#### Records for this exercise ####

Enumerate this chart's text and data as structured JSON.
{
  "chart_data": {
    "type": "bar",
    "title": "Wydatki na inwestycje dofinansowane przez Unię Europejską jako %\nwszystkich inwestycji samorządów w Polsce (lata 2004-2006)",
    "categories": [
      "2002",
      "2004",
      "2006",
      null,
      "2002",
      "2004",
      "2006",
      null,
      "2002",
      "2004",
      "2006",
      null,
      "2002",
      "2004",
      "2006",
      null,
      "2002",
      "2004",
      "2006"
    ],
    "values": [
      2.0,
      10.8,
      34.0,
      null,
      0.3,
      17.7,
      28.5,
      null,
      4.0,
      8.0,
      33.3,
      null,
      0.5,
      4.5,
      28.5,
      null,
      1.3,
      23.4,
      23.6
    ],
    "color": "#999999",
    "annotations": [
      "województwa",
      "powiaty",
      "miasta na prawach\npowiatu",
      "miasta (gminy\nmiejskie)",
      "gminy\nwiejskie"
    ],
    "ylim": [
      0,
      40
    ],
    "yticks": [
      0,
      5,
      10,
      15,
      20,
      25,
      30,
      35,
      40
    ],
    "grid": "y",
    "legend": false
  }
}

####

Filter out all lines lacking the word "miasta" and copy the rest.

      "miasta na prawach\npowiatu",
      "miasta (gminy\nmiejskie)",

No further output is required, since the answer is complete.